◆ **DESCRIPTION OF THE TASK**:
Reproduce each of the lines below verbatim, without changing anything.

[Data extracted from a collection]
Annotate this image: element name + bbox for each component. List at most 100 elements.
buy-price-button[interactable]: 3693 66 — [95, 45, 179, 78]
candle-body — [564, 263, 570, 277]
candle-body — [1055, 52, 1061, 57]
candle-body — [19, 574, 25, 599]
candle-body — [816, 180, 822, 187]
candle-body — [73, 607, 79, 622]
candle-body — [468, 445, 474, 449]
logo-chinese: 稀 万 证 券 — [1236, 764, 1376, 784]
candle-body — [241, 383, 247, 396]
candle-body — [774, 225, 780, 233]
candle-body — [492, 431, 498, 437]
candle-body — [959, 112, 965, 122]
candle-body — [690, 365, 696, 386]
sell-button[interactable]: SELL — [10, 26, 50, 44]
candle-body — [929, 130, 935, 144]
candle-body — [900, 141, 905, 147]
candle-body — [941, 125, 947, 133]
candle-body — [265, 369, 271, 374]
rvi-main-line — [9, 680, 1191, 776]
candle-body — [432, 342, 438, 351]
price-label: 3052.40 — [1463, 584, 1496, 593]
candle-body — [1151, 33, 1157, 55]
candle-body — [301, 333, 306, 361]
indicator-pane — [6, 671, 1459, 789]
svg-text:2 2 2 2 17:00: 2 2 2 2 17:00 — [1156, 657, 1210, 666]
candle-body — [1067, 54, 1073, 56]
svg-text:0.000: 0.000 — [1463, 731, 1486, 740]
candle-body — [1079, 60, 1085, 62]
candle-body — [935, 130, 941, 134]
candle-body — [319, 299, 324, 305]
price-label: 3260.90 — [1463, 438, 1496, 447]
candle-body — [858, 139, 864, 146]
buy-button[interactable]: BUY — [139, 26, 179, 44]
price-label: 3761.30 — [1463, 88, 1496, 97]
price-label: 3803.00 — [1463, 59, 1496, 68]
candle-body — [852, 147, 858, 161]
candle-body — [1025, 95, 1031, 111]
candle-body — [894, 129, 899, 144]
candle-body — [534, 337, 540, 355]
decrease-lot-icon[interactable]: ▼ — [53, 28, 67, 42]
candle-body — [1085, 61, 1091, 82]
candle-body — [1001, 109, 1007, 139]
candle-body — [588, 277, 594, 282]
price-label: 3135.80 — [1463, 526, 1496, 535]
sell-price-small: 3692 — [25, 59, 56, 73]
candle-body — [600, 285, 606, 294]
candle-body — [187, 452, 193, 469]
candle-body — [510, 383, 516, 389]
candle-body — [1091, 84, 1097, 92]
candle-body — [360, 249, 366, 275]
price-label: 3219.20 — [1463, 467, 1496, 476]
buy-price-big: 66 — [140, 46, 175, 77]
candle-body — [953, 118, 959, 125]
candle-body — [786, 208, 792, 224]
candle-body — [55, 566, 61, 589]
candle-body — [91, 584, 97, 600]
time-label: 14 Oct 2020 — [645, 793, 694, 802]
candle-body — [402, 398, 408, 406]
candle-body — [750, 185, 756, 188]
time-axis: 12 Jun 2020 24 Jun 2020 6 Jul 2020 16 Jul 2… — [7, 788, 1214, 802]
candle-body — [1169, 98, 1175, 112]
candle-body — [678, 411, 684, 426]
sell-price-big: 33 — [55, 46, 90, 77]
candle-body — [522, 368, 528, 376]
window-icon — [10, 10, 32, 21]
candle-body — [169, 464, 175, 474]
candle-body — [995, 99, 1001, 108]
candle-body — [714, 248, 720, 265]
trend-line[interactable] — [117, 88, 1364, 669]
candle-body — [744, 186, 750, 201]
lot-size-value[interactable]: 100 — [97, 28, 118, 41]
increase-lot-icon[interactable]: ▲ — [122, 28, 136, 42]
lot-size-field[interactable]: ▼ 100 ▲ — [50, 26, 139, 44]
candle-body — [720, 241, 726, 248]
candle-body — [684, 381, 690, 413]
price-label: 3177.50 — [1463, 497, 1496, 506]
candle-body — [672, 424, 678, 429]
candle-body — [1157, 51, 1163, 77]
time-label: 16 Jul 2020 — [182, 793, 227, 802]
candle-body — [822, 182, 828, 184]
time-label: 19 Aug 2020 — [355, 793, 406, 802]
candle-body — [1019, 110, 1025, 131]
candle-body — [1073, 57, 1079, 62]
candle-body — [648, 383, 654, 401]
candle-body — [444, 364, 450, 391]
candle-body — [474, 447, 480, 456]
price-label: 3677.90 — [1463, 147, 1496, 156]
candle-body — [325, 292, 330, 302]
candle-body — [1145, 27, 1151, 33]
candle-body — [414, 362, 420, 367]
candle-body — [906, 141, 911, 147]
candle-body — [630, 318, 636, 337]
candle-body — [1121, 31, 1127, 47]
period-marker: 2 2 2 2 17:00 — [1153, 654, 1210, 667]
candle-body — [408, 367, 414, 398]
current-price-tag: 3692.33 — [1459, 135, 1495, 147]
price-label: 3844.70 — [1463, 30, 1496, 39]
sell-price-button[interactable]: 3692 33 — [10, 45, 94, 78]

◆ **ANSWER IN FULL**:
Annotate this image: element name + bbox for each component. List at most 100 elements.
buy-price-button[interactable]: 3693 66 — [95, 45, 179, 78]
candle-body — [564, 263, 570, 277]
candle-body — [1055, 52, 1061, 57]
candle-body — [19, 574, 25, 599]
candle-body — [816, 180, 822, 187]
candle-body — [73, 607, 79, 622]
candle-body — [468, 445, 474, 449]
logo-chinese: 稀 万 证 券 — [1236, 764, 1376, 784]
candle-body — [241, 383, 247, 396]
candle-body — [774, 225, 780, 233]
candle-body — [492, 431, 498, 437]
candle-body — [959, 112, 965, 122]
candle-body — [690, 365, 696, 386]
sell-button[interactable]: SELL — [10, 26, 50, 44]
candle-body — [929, 130, 935, 144]
candle-body — [900, 141, 905, 147]
candle-body — [941, 125, 947, 133]
candle-body — [265, 369, 271, 374]
rvi-main-line — [9, 680, 1191, 776]
candle-body — [432, 342, 438, 351]
price-label: 3052.40 — [1463, 584, 1496, 593]
candle-body — [1151, 33, 1157, 55]
candle-body — [301, 333, 306, 361]
indicator-pane — [6, 671, 1459, 789]
svg-text:2 2 2 2 17:00: 2 2 2 2 17:00 — [1156, 657, 1210, 666]
candle-body — [1067, 54, 1073, 56]
svg-text:0.000: 0.000 — [1463, 731, 1486, 740]
candle-body — [1079, 60, 1085, 62]
candle-body — [935, 130, 941, 134]
candle-body — [319, 299, 324, 305]
price-label: 3260.90 — [1463, 438, 1496, 447]
candle-body — [858, 139, 864, 146]
buy-button[interactable]: BUY — [139, 26, 179, 44]
price-label: 3761.30 — [1463, 88, 1496, 97]
price-label: 3803.00 — [1463, 59, 1496, 68]
candle-body — [852, 147, 858, 161]
candle-body — [1025, 95, 1031, 111]
candle-body — [894, 129, 899, 144]
candle-body — [534, 337, 540, 355]
decrease-lot-icon[interactable]: ▼ — [53, 28, 67, 42]
candle-body — [1085, 61, 1091, 82]
candle-body — [1001, 109, 1007, 139]
candle-body — [588, 277, 594, 282]
price-label: 3135.80 — [1463, 526, 1496, 535]
sell-price-small: 3692 — [25, 59, 56, 73]
candle-body — [600, 285, 606, 294]
candle-body — [187, 452, 193, 469]
candle-body — [510, 383, 516, 389]
candle-body — [1091, 84, 1097, 92]
candle-body — [360, 249, 366, 275]
price-label: 3219.20 — [1463, 467, 1496, 476]
buy-price-big: 66 — [140, 46, 175, 77]
candle-body — [953, 118, 959, 125]
candle-body — [786, 208, 792, 224]
candle-body — [55, 566, 61, 589]
candle-body — [91, 584, 97, 600]
time-label: 14 Oct 2020 — [645, 793, 694, 802]
candle-body — [402, 398, 408, 406]
candle-body — [750, 185, 756, 188]
time-axis: 12 Jun 2020 24 Jun 2020 6 Jul 2020 16 Jul 2… — [7, 788, 1214, 802]
candle-body — [1169, 98, 1175, 112]
candle-body — [678, 411, 684, 426]
sell-price-big: 33 — [55, 46, 90, 77]
candle-body — [522, 368, 528, 376]
window-icon — [10, 10, 32, 21]
candle-body — [169, 464, 175, 474]
candle-body — [995, 99, 1001, 108]
candle-body — [714, 248, 720, 265]
trend-line[interactable] — [117, 88, 1364, 669]
candle-body — [744, 186, 750, 201]
lot-size-value[interactable]: 100 — [97, 28, 118, 41]
increase-lot-icon[interactable]: ▲ — [122, 28, 136, 42]
lot-size-field[interactable]: ▼ 100 ▲ — [50, 26, 139, 44]
candle-body — [720, 241, 726, 248]
candle-body — [684, 381, 690, 413]
price-label: 3177.50 — [1463, 497, 1496, 506]
candle-body — [672, 424, 678, 429]
candle-body — [1157, 51, 1163, 77]
time-label: 16 Jul 2020 — [182, 793, 227, 802]
candle-body — [822, 182, 828, 184]
time-label: 19 Aug 2020 — [355, 793, 406, 802]
candle-body — [1019, 110, 1025, 131]
candle-body — [1073, 57, 1079, 62]
candle-body — [648, 383, 654, 401]
candle-body — [444, 364, 450, 391]
candle-body — [474, 447, 480, 456]
price-label: 3677.90 — [1463, 147, 1496, 156]
candle-body — [325, 292, 330, 302]
candle-body — [1145, 27, 1151, 33]
candle-body — [414, 362, 420, 367]
candle-body — [906, 141, 911, 147]
candle-body — [630, 318, 636, 337]
candle-body — [1121, 31, 1127, 47]
period-marker: 2 2 2 2 17:00 — [1153, 654, 1210, 667]
candle-body — [408, 367, 414, 398]
current-price-tag: 3692.33 — [1459, 135, 1495, 147]
price-label: 3844.70 — [1463, 30, 1496, 39]
sell-price-button[interactable]: 3692 33 — [10, 45, 94, 78]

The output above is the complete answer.